▸ 节选原文:
· · ·
C词法分析器的Python简单实现

在学习编译原理的课程设计中,需要设计一个词法分许程序。于是尝试用Python来简单实现C语言词法分析器。其中其实并没有什么具体需要克服的难处,只要将部分的词法分析DFA设计好,实现起来思路便更清晰。

 

1、前言

C语言中我们需要提取出关键字,标识符,分隔符,运算符,不同数据类型的常量。其中标识符、标识符及分隔符的提取更简单,而运算符因为各运算符组合具有不同意义需详细分解,例如:>>、>=、>>=,常量更是最让人头疼的,例如:整型 八进制 00123u 十六进制 0x23fflu 、浮点型 123.434f 指数型 0123e-002。

词法分析器还需要能显示出行数、检测出出错位置,并跳过错误继续分析。另外我们还需要对单行注释、多行注释进行跳过,以及跳过暂时不能处理的宏定义、预编译。

2、部分有穷状态自动机实现

2.1、关键字及标识符

if prog[flag].isalpha() or prog[flag]==r'_':#_字母开头 标识符和关键字
            tmp=flag
            while prog[flag].isalnum() or prog[flag]==r'_':flag+=1
            #走到符合条件的最右边
            fragment=str(reduce(lambda x,y:x+y,prog[tmp:flag]))
            if fragment in keyword:#判断为关键字,keyword为关键字list
                print("< "+fragment+",- >",end=' ')
            else:#判断为标识符
                print("< IDENTIFY,"+fragment+" >",end=' ')

2.2、数字(最复杂的一个)

#prog 待分析串 flag标记当前位置 line当前行 befspace上一个换行位置
#skip(prog,flag) 出错后跳过无效字符

elif prog[flag].isdigit():#判断数字常量
    if prog[flag] == '0':#当开始字符为0
        if prog[flag+1].lower()=='x':#0x开头为十六进制
            flag+=2
            tmp=flag
            while prog[flag].isdigit() or \
                    (prog[flag].lower()>='a' and prog[flag].lower()<='f'): #判断十六进制
                flag+=1
            numch=str(reduce(lambda x,y:x+y,prog[tmp:flag]))#拼接十六进制数字
            num = str(int(numch, 16))#拼接为十进制数字
            if prog[flag].lower()=='u' :#判断是否有符号、长整,当前flag指向十六进制后一位
                if prog[flag+1].lower()=='l':#0x23ul
                    if prog[flag + 2].isalnum():#0x23uls报错,并跳过
                        print("<ERROR,INT_UN_LONG_DEFINE,LINE "+str(line)+" "+str(flag-befspace)+" >", end=' ')
                        flag += 3
                        flag = skip(prog, flag)
                    else:
                        print("< INT_UN_LONG,"+num+" >",end=' ')
                        flag+=2
                elif prog[flag+1].isalnum():#0x23u2出错
                    print("<ERROR,INT_UN_DEFINE,LINE "+str(line)+" "+str(flag-befspace)+" >", end=' ')
· · ·
▸ 数据条目:
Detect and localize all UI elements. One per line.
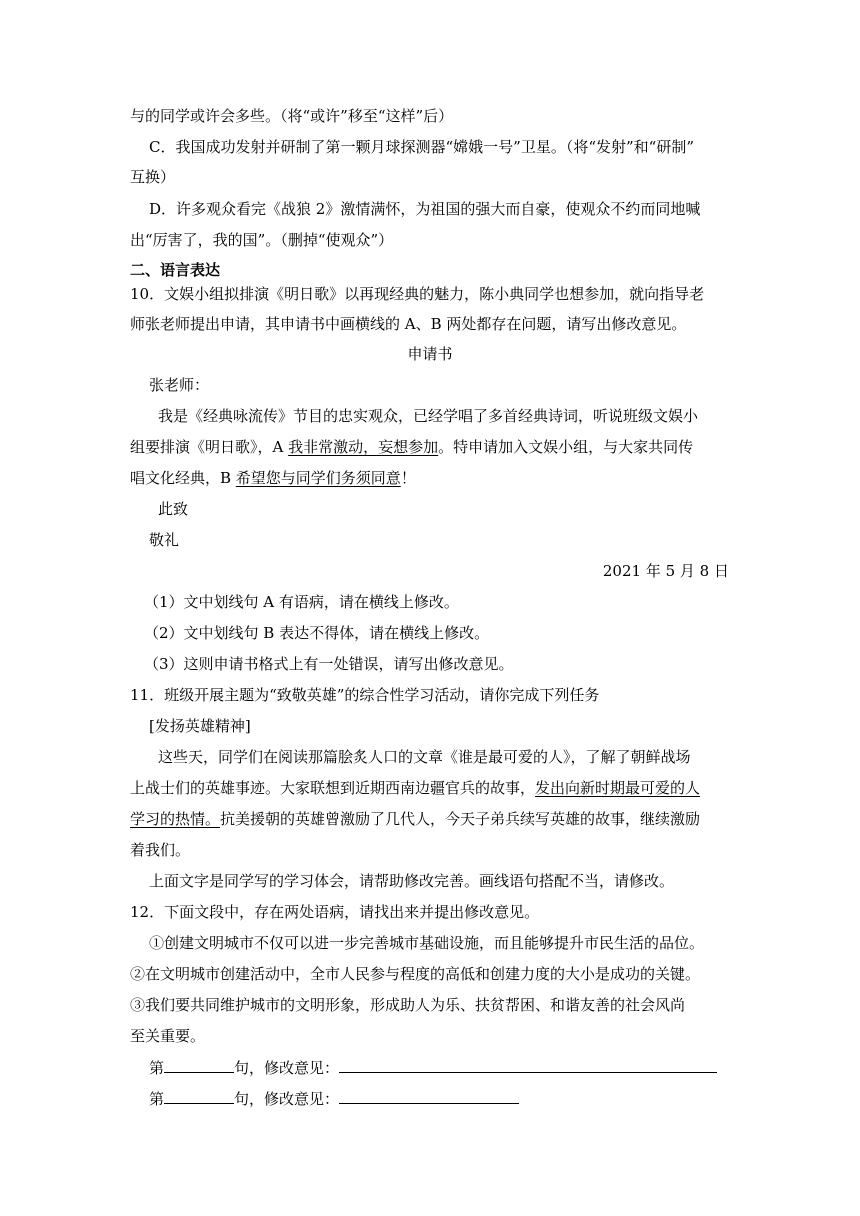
q11-passage-line2: 上战士们的英雄事迹。大家联想到近期西南边疆官兵的故事，发出向新时期最可爱的人 [130, 779, 701, 797]
letter-body-line3: 唱文化经典，B 希望您与同学们务须同意！ [130, 469, 416, 487]
letter-closing: 此致 [158, 500, 189, 518]
q11-task: 上面文字是同学写的学习体会，请帮助修改完善。画线语句搭配不当，请修改。 [149, 872, 675, 890]
underlined-sentence-b: 希望您与同学们务须同意 [235, 469, 401, 487]
q9-option-b-tail: 与的同学或许会多些。（将“或许”移至“这样”后） [130, 107, 454, 125]
q9-option-d: D．许多观众看完《战狼 2》激情满怀，为祖国的强大而自豪，使观众不约而同地喊 [149, 200, 701, 218]
letter-body-line2: 组要排演《明日歌》，A 我非常激动，妄想参加。特申请加入文娱小组，与大家共同传 [130, 438, 694, 456]
q10-stem-cont: 师张老师提出申请，其申请书中画横线的 A、B 两处都存在问题，请写出修改意见。 [130, 315, 687, 333]
q11-task-tag: [发扬英雄精神] [149, 717, 251, 735]
answer-blank[interactable] [164, 1057, 234, 1073]
q12-sentence-2: ②在文明城市创建活动中，全市人民参与程度的高低和创建力度的大小是成功的关键。 [130, 965, 701, 983]
q9-option-c-cont: 互换） [130, 168, 176, 186]
letter-body: 我是《经典咏流传》节目的忠实观众，已经学唱了多首经典诗词，听说班级文娱小 [158, 407, 699, 425]
underlined-sentence-cont: 学习的热情。 [130, 810, 221, 828]
answer-blank[interactable] [164, 1088, 234, 1104]
q12-sentence-3: ③我们要共同维护城市的文明形象，形成助人为乐、扶贫帮困、和谐友善的社会风尚 [130, 996, 686, 1014]
q12-sentence-1: ①创建文明城市不仅可以进一步完善城市基础设施，而且能够提升市民生活的品位。 [149, 934, 705, 952]
q9-option-d-cont: 出“厉害了，我的国”。（删掉“使观众”） [130, 231, 394, 249]
q12-answer-row-2: 第 句，修改意见： [149, 1088, 519, 1109]
q10-sub2: （2）文中划线句 B 表达不得体，请在横线上修改。 [144, 624, 490, 642]
q10-stem: 10．文娱小组拟排演《明日歌》以再现经典的魅力，陈小典同学也想参加，就向指导老 [130, 285, 705, 303]
q11-passage-line3: 学习的热情。抗美援朝的英雄曾激励了几代人，今天子弟兵续写英雄的故事，继续激励 [130, 810, 701, 828]
section-heading: 二、语言表达 [130, 261, 221, 279]
answer-blank[interactable] [339, 1088, 519, 1104]
q9-option-c: C．我国成功发射并研制了第一颗月球探测器“嫦娥一号”卫星。（将“发射”和“研制” [149, 138, 694, 156]
q12-stem: 12．下面文段中，存在两处语病，请找出来并提出修改意见。 [130, 903, 540, 921]
letter-salutation: 张老师： [149, 376, 210, 394]
q12-answer-row-1: 第 句，修改意见： [149, 1057, 717, 1078]
q11-passage: 这些天，同学们在阅读那篇脍炙人口的文章《谁是最可爱的人》，了解了朝鲜战场 [158, 748, 691, 766]
q12-sentence-3-cont: 至关重要。 [130, 1027, 206, 1045]
q10-sub1: （1）文中划线句 A 有语病，请在横线上修改。 [144, 593, 459, 611]
answer-blank[interactable] [339, 1057, 717, 1073]
q10-sub3: （3）这则申请书格式上有一处错误，请写出修改意见。 [144, 655, 514, 673]
underlined-sentence: 发出向新时期最可爱的人 [535, 779, 701, 797]
q11-passage-line4: 着我们。 [130, 841, 191, 859]
underlined-sentence-a: 我非常激动，妄想参加 [288, 438, 439, 456]
letter-regards: 敬礼 [149, 531, 180, 549]
letter-title: 申请书 [407, 345, 453, 363]
q11-stem: 11．班级开展主题为“致敬英雄”的综合性学习活动，请你完成下列任务 [130, 686, 600, 704]
letter-date: 2021 年 5 月 8 日 [602, 562, 729, 580]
· · ·
▸ 挑战题 1:
根据节选原文回答:
(a) 前言中举了哪几个运算符组合作为需详细分解的例子?
(b) 数字常量部分以什么开头判断为十六进制?
(c) 除了显示行数和检测出错位置,词法分析器还需要跳过哪些内容?
▸ 挑战题 2:
列出节选原文前言中提到的C语言中需要提取的全部内容。
▸ 挑战题 3:
照录节选原文中从“if prog[flag].isalpha() or”开始、一直到“fragment=str(reduce(lambda x,y:x+y,prog[tmp:flag]))”为止的部分。

▸ 参考答案 1:
(a) >>、>=、>>=
(b) 0x
(c) 单行注释、多行注释、暂时不能处理的宏定义、预编译

▸ 参考答案 2:
关键字
标识符
分隔符
运算符
不同数据类型的常量

▸ 参考答案 3:
if prog[flag].isalpha() or prog[flag]==r'_':#_字母开头 标识符和关键字
            tmp=flag
            while prog[flag].isalnum() or prog[flag]==r'_':flag+=1
            #走到符合条件的最右边
            fragment=str(reduce(lambda x,y:x+y,prog[tmp:flag]))